* _待审文本_
无监督学习

数据准备

 1 %matplotlib notebook
 2 import numpy as np
 3 import pandas as pd
 4 import seaborn as sn
 5 import matplotlib.pyplot as plt
 6 from sklearn.datasets import load_breast_cancer
 7 
 8 # Breast cancer dataset
 9 cancer = load_breast_cancer()
10 (X_cancer, y_cancer) = load_breast_cancer(return_X_y = True)
11 
12 # Our sample fruits dataset
13 fruits = pd.read_table('fruit_data_with_colors.txt')
14 X_fruits = fruits[['mass','width','height', 'color_score']]
15 y_fruits = fruits[['fruit_label']] - 1

降维和流形学习

PCA

使用PCA查找乳腺癌数据集的前两个主要组成部分

 1 from sklearn.preprocessing import StandardScaler
 2 from sklearn.decomposition import PCA
 3 from sklearn.datasets import load_breast_cancer
 4 
 5 cancer = load_breast_cancer()

* _提取信息_

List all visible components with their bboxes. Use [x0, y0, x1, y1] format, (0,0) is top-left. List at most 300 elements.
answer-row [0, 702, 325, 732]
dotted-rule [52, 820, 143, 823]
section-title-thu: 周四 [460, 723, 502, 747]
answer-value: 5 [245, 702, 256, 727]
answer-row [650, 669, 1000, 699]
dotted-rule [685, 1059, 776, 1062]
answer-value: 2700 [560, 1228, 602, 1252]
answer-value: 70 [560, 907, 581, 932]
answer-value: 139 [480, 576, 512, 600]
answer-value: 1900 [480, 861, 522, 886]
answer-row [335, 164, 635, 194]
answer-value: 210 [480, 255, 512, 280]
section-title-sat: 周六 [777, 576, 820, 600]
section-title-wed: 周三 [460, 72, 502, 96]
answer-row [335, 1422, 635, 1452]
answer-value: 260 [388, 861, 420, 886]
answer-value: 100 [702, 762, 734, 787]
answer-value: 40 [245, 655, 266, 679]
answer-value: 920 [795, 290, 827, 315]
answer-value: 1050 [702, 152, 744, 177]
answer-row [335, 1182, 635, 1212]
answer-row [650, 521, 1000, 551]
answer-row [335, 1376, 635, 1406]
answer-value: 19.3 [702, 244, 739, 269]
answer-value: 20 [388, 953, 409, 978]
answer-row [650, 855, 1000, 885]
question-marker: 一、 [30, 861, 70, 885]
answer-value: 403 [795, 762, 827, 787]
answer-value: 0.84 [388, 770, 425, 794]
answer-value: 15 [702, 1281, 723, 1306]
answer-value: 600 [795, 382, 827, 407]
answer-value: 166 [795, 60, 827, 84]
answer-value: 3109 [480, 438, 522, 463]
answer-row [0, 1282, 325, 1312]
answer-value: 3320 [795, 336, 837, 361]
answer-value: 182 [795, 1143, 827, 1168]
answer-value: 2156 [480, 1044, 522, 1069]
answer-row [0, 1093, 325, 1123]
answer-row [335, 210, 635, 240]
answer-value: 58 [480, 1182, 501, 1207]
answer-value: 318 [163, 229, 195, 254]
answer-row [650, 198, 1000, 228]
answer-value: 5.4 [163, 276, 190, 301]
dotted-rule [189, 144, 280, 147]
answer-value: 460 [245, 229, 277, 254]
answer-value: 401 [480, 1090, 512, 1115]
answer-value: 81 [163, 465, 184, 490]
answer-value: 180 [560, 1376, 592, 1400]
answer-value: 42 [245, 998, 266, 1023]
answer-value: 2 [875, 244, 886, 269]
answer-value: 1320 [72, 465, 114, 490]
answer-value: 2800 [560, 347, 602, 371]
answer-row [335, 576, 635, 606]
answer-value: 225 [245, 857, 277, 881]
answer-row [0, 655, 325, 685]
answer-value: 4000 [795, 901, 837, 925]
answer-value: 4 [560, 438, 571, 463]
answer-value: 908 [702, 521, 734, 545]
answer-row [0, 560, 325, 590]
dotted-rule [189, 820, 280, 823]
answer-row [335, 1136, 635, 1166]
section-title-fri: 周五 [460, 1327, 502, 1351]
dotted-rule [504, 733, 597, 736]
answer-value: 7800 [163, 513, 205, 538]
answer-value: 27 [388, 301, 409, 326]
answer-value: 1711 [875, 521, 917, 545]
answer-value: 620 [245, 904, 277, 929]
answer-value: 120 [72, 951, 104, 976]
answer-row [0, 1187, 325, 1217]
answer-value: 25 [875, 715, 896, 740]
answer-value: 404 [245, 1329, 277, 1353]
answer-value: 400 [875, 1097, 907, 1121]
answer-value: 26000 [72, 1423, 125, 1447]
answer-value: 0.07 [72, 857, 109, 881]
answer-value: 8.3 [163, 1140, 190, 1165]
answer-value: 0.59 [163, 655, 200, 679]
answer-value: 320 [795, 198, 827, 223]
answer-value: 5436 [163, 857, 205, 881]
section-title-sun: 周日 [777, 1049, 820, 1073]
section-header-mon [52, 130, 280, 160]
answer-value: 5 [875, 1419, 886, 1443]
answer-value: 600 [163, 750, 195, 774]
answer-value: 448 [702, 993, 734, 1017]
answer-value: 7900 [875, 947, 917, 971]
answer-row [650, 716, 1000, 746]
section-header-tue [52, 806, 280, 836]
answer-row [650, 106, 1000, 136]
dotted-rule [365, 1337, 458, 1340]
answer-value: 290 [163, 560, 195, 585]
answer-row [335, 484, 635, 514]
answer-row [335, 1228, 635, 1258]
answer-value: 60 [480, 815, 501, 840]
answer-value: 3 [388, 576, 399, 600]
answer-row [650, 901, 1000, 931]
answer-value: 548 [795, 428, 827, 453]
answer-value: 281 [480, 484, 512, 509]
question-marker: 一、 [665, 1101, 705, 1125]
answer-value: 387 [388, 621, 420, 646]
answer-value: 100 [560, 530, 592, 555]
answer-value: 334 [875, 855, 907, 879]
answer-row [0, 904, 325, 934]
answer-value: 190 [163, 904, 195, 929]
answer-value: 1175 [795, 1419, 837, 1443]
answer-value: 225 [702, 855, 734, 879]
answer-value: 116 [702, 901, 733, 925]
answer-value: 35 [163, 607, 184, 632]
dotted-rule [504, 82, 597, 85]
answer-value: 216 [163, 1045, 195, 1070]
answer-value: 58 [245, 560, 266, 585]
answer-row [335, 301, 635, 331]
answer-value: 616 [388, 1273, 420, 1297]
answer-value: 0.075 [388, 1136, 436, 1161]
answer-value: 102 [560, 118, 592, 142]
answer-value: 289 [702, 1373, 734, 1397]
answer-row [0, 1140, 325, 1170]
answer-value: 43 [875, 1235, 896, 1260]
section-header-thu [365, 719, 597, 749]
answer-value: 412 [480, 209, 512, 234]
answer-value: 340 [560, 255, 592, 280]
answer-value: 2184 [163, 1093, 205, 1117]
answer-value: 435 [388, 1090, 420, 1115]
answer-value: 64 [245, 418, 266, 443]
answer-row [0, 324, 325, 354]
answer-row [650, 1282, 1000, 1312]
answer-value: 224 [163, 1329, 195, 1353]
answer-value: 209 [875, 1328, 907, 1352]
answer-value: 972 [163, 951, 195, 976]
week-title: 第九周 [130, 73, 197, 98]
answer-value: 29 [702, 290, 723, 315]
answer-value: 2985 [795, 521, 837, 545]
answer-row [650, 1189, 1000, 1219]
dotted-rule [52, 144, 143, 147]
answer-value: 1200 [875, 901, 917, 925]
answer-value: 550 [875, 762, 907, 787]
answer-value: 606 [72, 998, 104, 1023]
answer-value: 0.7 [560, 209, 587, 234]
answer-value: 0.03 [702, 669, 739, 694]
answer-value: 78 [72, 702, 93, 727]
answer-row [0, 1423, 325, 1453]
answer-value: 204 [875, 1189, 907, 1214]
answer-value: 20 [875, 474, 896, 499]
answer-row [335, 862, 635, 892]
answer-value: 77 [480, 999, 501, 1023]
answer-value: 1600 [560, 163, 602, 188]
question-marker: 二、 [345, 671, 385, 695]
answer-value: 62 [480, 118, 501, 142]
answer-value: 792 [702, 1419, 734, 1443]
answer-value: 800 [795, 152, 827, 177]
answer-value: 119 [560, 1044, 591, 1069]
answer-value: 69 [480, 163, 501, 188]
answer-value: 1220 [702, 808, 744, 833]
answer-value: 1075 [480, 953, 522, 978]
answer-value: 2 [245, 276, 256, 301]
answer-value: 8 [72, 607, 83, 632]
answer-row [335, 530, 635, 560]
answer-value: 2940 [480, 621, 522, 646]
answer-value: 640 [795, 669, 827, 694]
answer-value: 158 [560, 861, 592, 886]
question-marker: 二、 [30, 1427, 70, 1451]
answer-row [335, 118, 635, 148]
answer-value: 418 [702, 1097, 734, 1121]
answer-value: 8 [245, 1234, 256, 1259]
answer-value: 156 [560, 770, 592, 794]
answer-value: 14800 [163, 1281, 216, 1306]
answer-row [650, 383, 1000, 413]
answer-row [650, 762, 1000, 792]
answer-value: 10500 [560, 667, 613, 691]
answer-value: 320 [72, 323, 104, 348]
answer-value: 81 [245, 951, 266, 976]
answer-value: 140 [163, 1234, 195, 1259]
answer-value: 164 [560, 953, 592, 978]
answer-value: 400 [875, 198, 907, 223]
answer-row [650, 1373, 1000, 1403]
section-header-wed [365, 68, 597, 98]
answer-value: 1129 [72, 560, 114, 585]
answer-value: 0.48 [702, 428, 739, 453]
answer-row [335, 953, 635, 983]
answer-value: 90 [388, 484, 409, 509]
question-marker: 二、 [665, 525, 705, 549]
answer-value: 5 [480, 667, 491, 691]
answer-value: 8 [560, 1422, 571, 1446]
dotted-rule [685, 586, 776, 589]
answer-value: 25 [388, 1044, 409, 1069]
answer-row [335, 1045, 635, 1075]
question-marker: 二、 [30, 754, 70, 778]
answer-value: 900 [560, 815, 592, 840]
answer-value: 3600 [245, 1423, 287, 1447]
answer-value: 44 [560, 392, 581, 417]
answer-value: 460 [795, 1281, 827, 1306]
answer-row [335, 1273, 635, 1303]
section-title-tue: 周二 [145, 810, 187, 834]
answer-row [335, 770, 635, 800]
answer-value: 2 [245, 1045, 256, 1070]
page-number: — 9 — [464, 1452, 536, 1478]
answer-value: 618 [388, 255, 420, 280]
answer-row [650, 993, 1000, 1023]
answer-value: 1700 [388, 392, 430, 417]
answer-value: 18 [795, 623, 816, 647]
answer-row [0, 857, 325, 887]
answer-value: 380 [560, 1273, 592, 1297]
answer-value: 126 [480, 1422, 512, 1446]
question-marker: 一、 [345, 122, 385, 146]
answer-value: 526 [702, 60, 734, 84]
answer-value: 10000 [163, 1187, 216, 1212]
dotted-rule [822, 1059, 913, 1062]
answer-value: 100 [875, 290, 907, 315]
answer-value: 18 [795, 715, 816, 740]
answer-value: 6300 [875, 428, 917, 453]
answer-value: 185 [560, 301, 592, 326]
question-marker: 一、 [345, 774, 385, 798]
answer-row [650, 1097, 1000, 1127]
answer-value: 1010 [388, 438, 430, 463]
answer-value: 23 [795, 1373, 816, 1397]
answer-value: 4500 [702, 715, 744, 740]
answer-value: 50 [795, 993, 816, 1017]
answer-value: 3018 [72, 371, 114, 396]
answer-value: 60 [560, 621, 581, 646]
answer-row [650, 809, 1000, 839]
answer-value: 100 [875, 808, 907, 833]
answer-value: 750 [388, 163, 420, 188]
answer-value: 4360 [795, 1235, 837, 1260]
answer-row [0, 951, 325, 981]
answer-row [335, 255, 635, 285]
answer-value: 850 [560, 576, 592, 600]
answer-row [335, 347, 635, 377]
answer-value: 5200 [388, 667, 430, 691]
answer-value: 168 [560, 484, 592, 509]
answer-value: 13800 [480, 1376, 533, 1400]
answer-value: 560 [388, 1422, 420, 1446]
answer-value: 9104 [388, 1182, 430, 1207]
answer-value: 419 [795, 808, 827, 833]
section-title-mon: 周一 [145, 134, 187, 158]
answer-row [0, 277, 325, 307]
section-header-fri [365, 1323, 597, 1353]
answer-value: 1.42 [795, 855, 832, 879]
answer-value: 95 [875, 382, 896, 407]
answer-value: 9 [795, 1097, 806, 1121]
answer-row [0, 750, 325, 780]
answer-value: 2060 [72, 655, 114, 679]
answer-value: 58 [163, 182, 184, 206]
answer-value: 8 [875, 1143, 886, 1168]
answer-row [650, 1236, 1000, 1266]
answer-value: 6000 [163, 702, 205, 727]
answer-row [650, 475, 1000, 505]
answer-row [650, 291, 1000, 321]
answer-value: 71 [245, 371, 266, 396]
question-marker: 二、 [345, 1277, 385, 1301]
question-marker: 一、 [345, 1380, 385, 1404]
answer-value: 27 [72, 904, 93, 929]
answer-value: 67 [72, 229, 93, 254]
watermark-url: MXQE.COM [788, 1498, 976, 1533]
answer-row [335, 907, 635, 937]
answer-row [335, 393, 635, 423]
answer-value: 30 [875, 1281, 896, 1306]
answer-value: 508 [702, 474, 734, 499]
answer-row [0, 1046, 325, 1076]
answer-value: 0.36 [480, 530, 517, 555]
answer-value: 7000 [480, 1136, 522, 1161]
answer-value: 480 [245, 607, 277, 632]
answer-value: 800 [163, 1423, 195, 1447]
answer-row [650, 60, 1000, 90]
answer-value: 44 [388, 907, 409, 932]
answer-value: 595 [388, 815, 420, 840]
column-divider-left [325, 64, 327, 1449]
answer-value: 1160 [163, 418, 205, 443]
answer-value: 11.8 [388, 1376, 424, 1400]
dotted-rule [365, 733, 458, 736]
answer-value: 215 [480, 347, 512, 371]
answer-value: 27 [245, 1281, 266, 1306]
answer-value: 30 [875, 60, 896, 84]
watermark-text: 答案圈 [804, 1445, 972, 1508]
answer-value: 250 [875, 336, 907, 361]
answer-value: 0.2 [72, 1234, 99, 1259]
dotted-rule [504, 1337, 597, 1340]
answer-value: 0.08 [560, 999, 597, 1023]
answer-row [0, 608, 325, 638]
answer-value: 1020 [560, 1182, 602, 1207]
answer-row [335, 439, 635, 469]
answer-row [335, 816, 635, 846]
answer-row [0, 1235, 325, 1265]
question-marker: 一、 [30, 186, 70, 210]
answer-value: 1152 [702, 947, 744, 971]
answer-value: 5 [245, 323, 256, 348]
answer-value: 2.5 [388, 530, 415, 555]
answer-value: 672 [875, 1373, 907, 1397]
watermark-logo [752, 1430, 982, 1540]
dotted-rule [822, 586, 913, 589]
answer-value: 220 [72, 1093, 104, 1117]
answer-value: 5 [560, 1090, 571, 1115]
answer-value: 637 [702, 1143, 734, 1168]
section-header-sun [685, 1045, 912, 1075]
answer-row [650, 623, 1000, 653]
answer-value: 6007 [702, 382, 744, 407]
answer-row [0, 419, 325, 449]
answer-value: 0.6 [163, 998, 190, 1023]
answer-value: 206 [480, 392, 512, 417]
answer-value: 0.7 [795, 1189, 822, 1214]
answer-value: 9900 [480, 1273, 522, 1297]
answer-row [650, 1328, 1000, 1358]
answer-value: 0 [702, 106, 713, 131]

* _待解问题_
[a] 能用两句话概括这篇关于无监督学习的文本吗？
[b] 能从这篇关于无监督学习的文本的最后一行之后接着往下写吗？
上述各行是单独提供的材料。

* _任务结果_
[a] 文本先做数据准备：导入numpy、pandas、seaborn和matplotlib等库，加载乳腺癌数据集，并从fruit_data_with_colors.txt读取水果数据集，以mass、width、height和color_score为特征，以fruit_label减1为标签。随后进入降维和流形学习部分，说明要用PCA查找乳腺癌数据集的前两个主要组成部分，并导入StandardScaler和PCA。

[b]
 6 (X_cancer, y_cancer) = load_breast_cancer(return_X_y = True)
 7 
 8 # Before applying PCA, each feature should be centered (zero mean) and with unit variance
 9 X_normalized = StandardScaler().fit(X_cancer).transform(X_cancer)  
10 #n_components设置主成分个数
11 pca = PCA(n_components = 2).fit(X_normalized)
12 
13 X_pca = pca.transform(X_normalized)
14 print(X_cancer.shape, X_pca.shape)

(569, 30) (569, 2)


绘制乳腺癌数据集的PCA转换版本

1 from adspy_shared_utilities import plot_labelled_scatter
2 plot_labelled_scatter(X_pca, y_cancer, ['malignant', 'benign'])
3 
4 plt.xlabel('First principal component')
5 plt.ylabel('Second principal component')
6 plt.title('Breast Cancer Dataset PCA (n_components = 2)');

画出各个因素对两个主成分的影响大小

 1 fig = plt.figure(figsize=(8, 4))
 2 plt.imshow(pca.components_, interpolation = 'none', cmap = 'plasma')
 3 feature_names = list(cancer.feature_names)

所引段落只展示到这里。